Spatial annotation entries
================
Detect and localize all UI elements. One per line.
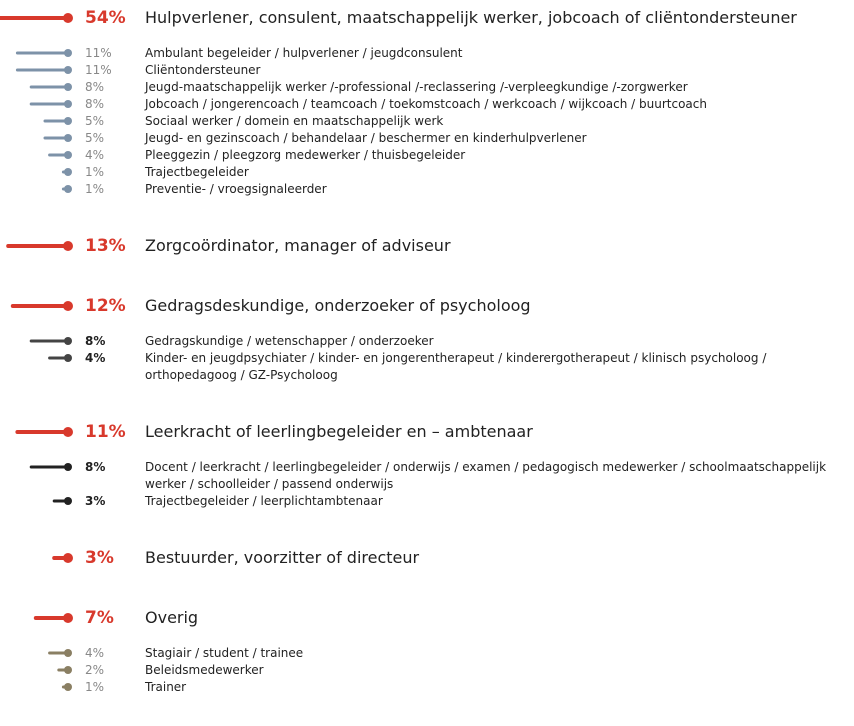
item-percent: 1% — [85, 182, 105, 196]
group-percent: 54% — [85, 8, 126, 28]
lollipop-dot — [64, 100, 72, 108]
item-label: Jeugd-maatschappelijk werker /-professio… — [145, 80, 688, 94]
lollipop-dot — [63, 553, 73, 563]
item-percent: 1% — [85, 680, 105, 694]
group-percent: 12% — [85, 296, 126, 316]
item-label: Gedragskundige / wetenschapper / onderzo… — [145, 334, 434, 348]
lollipop-dot — [63, 613, 73, 623]
item-percent: 3% — [85, 494, 106, 508]
item-label: Pleeggezin / pleegzorg medewerker / thui… — [145, 148, 466, 162]
lollipop-dot — [64, 168, 72, 176]
lollipop-dot — [64, 337, 72, 345]
item-label: Trainer — [145, 680, 187, 694]
item-percent: 8% — [85, 97, 105, 111]
group-percent: 3% — [85, 548, 114, 568]
group-label: Zorgcoördinator, manager of adviseur — [145, 236, 451, 255]
item-percent: 1% — [85, 165, 105, 179]
group-label: Leerkracht of leerlingbegeleider en – am… — [145, 422, 533, 441]
lollipop-dot — [64, 497, 72, 505]
item-label: Jobcoach / jongerencoach / teamcoach / t… — [145, 97, 707, 111]
item-percent: 2% — [85, 663, 105, 677]
item-label: Ambulant begeleider / hulpverlener / jeu… — [145, 46, 463, 60]
group-label: Gedragsdeskundige, onderzoeker of psycho… — [145, 296, 531, 315]
item-label: Jeugd- en gezinscoach / behandelaar / be… — [145, 131, 587, 145]
group-percent: 13% — [85, 236, 126, 256]
item-label: Preventie- / vroegsignaleerder — [145, 182, 327, 196]
item-percent: 8% — [85, 460, 106, 474]
lollipop-dot — [64, 134, 72, 142]
lollipop-dot — [64, 66, 72, 74]
item-percent: 4% — [85, 646, 105, 660]
item-label: Kinder- en jeugdpsychiater / kinder- en … — [145, 351, 767, 382]
group-label: Hulpverlener, consulent, maatschappelijk… — [145, 8, 797, 27]
item-percent: 5% — [85, 114, 105, 128]
lollipop-dot — [63, 13, 73, 23]
item-percent: 8% — [85, 334, 106, 348]
lollipop-dot — [64, 49, 72, 57]
item-percent: 5% — [85, 131, 105, 145]
lollipop-dot — [64, 117, 72, 125]
item-label: Docent / leerkracht / leerlingbegeleider… — [145, 460, 827, 491]
item-label: Trajectbegeleider — [145, 165, 249, 179]
item-percent: 8% — [85, 80, 105, 94]
item-percent: 11% — [85, 63, 112, 77]
lollipop-dot — [63, 301, 73, 311]
lollipop-dot — [63, 427, 73, 437]
lollipop-dot — [64, 83, 72, 91]
group-percent: 11% — [85, 422, 126, 442]
lollipop-dot — [63, 241, 73, 251]
group-label: Bestuurder, voorzitter of directeur — [145, 548, 420, 567]
lollipop-dot — [64, 463, 72, 471]
item-percent: 11% — [85, 46, 112, 60]
lollipop-dot — [64, 185, 72, 193]
item-percent: 4% — [85, 148, 105, 162]
item-label: Sociaal werker / domein en maatschappeli… — [145, 114, 444, 128]
item-label: Stagiair / student / trainee — [145, 646, 304, 660]
group-percent: 7% — [85, 608, 114, 628]
item-label: Cliëntondersteuner — [145, 63, 261, 77]
group-label: Overig — [145, 608, 199, 627]
lollipop-dot — [64, 649, 72, 657]
lollipop-dot — [64, 666, 72, 674]
item-percent: 4% — [85, 351, 106, 365]
item-label: Beleidsmedewerker — [145, 663, 264, 677]
lollipop-dot — [64, 151, 72, 159]
lollipop-dot — [64, 683, 72, 691]
item-label: Trajectbegeleider / leerplichtambtenaar — [145, 494, 383, 508]
lollipop-dot — [64, 354, 72, 362]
================
Short exercise -> Print every line of the data above without changing a character, leaving out the picture.

Written reply ->
Detect and localize all UI elements. One per line.
item-percent: 1% — [85, 182, 105, 196]
group-percent: 54% — [85, 8, 126, 28]
lollipop-dot — [64, 100, 72, 108]
item-label: Jeugd-maatschappelijk werker /-professio… — [145, 80, 688, 94]
lollipop-dot — [63, 553, 73, 563]
item-percent: 1% — [85, 680, 105, 694]
group-percent: 12% — [85, 296, 126, 316]
item-label: Gedragskundige / wetenschapper / onderzo… — [145, 334, 434, 348]
lollipop-dot — [63, 613, 73, 623]
item-percent: 3% — [85, 494, 106, 508]
item-label: Pleeggezin / pleegzorg medewerker / thui… — [145, 148, 466, 162]
lollipop-dot — [64, 168, 72, 176]
lollipop-dot — [64, 337, 72, 345]
item-label: Trainer — [145, 680, 187, 694]
item-percent: 8% — [85, 97, 105, 111]
group-percent: 3% — [85, 548, 114, 568]
group-label: Zorgcoördinator, manager of adviseur — [145, 236, 451, 255]
item-percent: 1% — [85, 165, 105, 179]
group-label: Leerkracht of leerlingbegeleider en – am… — [145, 422, 533, 441]
lollipop-dot — [64, 497, 72, 505]
item-label: Jobcoach / jongerencoach / teamcoach / t… — [145, 97, 707, 111]
item-percent: 2% — [85, 663, 105, 677]
item-label: Ambulant begeleider / hulpverlener / jeu… — [145, 46, 463, 60]
group-label: Gedragsdeskundige, onderzoeker of psycho… — [145, 296, 531, 315]
item-label: Jeugd- en gezinscoach / behandelaar / be… — [145, 131, 587, 145]
group-percent: 13% — [85, 236, 126, 256]
item-label: Preventie- / vroegsignaleerder — [145, 182, 327, 196]
item-percent: 8% — [85, 460, 106, 474]
lollipop-dot — [64, 134, 72, 142]
lollipop-dot — [64, 66, 72, 74]
item-percent: 4% — [85, 646, 105, 660]
item-label: Kinder- en jeugdpsychiater / kinder- en … — [145, 351, 767, 382]
group-label: Hulpverlener, consulent, maatschappelijk… — [145, 8, 797, 27]
item-percent: 5% — [85, 114, 105, 128]
lollipop-dot — [63, 13, 73, 23]
item-percent: 8% — [85, 334, 106, 348]
lollipop-dot — [64, 49, 72, 57]
item-percent: 5% — [85, 131, 105, 145]
lollipop-dot — [64, 117, 72, 125]
item-label: Docent / leerkracht / leerlingbegeleider… — [145, 460, 827, 491]
item-label: Trajectbegeleider — [145, 165, 249, 179]
item-percent: 8% — [85, 80, 105, 94]
item-percent: 11% — [85, 63, 112, 77]
lollipop-dot — [63, 301, 73, 311]
lollipop-dot — [63, 427, 73, 437]
lollipop-dot — [64, 83, 72, 91]
group-percent: 11% — [85, 422, 126, 442]
lollipop-dot — [63, 241, 73, 251]
group-label: Bestuurder, voorzitter of directeur — [145, 548, 420, 567]
lollipop-dot — [64, 463, 72, 471]
item-percent: 11% — [85, 46, 112, 60]
lollipop-dot — [64, 185, 72, 193]
item-percent: 4% — [85, 148, 105, 162]
item-label: Sociaal werker / domein en maatschappeli… — [145, 114, 444, 128]
item-label: Stagiair / student / trainee — [145, 646, 304, 660]
group-percent: 7% — [85, 608, 114, 628]
item-label: Cliëntondersteuner — [145, 63, 261, 77]
group-label: Overig — [145, 608, 199, 627]
lollipop-dot — [64, 649, 72, 657]
lollipop-dot — [64, 666, 72, 674]
item-percent: 4% — [85, 351, 106, 365]
item-label: Beleidsmedewerker — [145, 663, 264, 677]
lollipop-dot — [64, 151, 72, 159]
lollipop-dot — [64, 683, 72, 691]
item-label: Trajectbegeleider / leerplichtambtenaar — [145, 494, 383, 508]
lollipop-dot — [64, 354, 72, 362]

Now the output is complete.